◆ EXERCISE DIRECTIONS:
Each line that holds the word "JSON" counts once; give the total for the records below and nothing else.

◆ DATA RECORDS:
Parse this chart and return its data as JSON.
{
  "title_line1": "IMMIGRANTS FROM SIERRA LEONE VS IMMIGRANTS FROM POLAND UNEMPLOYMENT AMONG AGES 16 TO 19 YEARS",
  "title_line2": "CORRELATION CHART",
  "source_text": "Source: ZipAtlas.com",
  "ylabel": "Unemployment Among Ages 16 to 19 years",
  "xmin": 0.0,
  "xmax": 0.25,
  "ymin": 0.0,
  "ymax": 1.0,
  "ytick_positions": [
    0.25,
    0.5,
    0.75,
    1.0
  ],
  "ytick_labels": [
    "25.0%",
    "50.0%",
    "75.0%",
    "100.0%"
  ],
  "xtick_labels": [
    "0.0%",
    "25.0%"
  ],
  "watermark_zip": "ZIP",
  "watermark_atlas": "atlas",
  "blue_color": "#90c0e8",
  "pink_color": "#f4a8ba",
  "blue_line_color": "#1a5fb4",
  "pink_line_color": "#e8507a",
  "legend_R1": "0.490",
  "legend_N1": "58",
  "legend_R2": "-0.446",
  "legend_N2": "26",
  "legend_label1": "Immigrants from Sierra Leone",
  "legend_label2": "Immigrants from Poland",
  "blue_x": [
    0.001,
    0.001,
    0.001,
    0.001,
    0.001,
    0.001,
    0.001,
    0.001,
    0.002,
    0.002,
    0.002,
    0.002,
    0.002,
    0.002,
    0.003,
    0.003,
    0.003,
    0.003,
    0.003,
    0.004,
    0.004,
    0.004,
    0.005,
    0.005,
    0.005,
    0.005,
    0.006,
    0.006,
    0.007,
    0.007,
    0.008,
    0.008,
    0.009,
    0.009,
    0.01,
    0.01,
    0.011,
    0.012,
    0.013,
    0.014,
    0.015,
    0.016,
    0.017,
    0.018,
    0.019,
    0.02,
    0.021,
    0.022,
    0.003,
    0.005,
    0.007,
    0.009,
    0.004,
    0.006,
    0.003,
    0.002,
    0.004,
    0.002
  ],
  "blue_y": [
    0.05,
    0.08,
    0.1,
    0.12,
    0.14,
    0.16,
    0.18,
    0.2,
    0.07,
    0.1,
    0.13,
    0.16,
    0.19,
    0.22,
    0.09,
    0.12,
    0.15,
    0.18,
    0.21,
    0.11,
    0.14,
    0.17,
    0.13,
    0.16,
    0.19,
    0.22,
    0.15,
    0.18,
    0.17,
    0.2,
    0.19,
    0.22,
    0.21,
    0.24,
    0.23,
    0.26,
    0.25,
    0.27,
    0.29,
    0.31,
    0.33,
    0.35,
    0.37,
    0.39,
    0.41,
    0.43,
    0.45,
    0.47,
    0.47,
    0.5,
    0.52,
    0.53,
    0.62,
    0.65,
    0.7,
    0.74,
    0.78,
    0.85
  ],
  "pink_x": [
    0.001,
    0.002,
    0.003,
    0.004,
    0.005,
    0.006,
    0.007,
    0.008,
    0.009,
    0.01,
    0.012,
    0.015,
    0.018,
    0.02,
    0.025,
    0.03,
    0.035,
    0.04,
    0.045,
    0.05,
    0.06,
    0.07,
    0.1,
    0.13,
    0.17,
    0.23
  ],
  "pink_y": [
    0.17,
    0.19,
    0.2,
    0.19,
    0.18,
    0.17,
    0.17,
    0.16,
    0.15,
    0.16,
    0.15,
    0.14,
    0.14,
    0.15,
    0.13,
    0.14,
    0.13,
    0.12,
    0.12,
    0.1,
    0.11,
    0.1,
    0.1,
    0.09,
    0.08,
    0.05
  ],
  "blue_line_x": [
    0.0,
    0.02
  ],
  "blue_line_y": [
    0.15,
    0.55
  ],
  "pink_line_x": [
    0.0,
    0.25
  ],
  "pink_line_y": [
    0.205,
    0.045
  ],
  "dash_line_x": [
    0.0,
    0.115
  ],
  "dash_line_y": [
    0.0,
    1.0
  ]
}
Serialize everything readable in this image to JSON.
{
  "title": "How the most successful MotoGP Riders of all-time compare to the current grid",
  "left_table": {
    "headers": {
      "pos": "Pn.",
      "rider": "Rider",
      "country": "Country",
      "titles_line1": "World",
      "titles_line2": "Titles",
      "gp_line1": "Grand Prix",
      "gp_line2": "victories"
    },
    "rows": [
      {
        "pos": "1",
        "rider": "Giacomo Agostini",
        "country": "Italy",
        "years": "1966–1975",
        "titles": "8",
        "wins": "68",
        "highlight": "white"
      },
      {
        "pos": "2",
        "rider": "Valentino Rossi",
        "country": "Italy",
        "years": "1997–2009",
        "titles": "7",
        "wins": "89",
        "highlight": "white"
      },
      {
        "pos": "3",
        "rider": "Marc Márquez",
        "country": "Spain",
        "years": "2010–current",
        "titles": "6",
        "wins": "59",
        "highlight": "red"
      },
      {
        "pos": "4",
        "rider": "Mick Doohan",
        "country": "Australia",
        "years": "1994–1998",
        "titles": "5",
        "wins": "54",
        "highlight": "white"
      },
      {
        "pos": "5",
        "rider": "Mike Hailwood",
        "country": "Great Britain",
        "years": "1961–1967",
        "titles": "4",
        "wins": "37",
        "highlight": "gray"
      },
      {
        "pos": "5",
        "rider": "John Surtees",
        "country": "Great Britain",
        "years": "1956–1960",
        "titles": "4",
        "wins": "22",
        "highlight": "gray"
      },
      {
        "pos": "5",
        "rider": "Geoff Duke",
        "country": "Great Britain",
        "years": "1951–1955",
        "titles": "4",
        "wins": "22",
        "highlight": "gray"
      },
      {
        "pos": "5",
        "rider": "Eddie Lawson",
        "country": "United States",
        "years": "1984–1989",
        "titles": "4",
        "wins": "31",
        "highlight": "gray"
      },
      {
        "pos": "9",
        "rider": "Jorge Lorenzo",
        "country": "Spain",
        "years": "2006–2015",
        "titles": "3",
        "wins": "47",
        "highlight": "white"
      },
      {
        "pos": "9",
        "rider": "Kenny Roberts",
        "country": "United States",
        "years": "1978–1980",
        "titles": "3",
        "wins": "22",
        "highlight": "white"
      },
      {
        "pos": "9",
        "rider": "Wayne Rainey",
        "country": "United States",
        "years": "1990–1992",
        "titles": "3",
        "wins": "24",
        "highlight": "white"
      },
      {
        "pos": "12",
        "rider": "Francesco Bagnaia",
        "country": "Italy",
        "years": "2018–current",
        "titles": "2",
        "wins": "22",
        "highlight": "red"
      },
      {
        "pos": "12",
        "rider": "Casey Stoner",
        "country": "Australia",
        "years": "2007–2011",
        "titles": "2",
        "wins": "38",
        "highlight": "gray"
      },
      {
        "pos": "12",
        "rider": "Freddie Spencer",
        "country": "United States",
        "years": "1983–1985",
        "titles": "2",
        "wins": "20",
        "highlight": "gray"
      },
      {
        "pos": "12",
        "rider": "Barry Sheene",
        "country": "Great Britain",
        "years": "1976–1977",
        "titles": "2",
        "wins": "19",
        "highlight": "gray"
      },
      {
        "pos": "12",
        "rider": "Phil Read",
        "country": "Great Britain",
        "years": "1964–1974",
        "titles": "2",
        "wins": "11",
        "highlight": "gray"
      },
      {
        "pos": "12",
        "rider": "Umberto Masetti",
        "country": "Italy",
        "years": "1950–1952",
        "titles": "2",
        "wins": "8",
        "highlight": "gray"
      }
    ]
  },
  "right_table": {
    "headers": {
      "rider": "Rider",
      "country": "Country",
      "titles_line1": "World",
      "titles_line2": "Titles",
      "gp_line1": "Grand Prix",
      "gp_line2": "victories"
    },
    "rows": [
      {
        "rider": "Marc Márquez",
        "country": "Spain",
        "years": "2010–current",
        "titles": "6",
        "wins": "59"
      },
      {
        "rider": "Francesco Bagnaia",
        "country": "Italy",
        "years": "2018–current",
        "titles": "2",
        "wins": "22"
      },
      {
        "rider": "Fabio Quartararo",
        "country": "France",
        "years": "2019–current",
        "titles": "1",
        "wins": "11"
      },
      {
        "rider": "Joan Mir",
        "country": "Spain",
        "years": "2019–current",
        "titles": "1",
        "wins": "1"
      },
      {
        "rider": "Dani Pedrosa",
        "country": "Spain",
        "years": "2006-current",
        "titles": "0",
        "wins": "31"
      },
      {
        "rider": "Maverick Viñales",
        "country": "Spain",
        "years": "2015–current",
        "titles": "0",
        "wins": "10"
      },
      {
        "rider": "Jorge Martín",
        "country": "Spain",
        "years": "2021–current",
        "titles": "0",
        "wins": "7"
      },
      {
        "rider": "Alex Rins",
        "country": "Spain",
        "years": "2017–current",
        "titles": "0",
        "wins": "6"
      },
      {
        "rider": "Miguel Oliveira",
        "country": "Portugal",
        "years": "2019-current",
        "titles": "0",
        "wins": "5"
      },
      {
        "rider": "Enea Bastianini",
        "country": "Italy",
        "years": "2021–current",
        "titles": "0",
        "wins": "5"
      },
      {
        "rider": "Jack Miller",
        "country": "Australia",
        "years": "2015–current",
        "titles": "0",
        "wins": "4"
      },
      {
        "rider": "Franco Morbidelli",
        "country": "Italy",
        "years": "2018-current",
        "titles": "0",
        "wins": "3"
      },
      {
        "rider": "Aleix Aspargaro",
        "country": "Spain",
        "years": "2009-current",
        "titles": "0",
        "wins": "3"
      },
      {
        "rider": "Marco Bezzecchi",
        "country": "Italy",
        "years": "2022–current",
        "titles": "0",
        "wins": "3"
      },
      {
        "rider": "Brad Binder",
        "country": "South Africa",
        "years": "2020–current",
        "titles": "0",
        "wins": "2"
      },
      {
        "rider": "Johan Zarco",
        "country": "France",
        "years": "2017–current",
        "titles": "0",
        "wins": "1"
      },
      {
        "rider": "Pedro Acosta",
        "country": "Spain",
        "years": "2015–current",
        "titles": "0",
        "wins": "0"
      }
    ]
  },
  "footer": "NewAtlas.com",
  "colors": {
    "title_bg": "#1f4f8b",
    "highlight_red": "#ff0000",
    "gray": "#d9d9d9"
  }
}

◆ REPLY TO THE EXERCISE:
2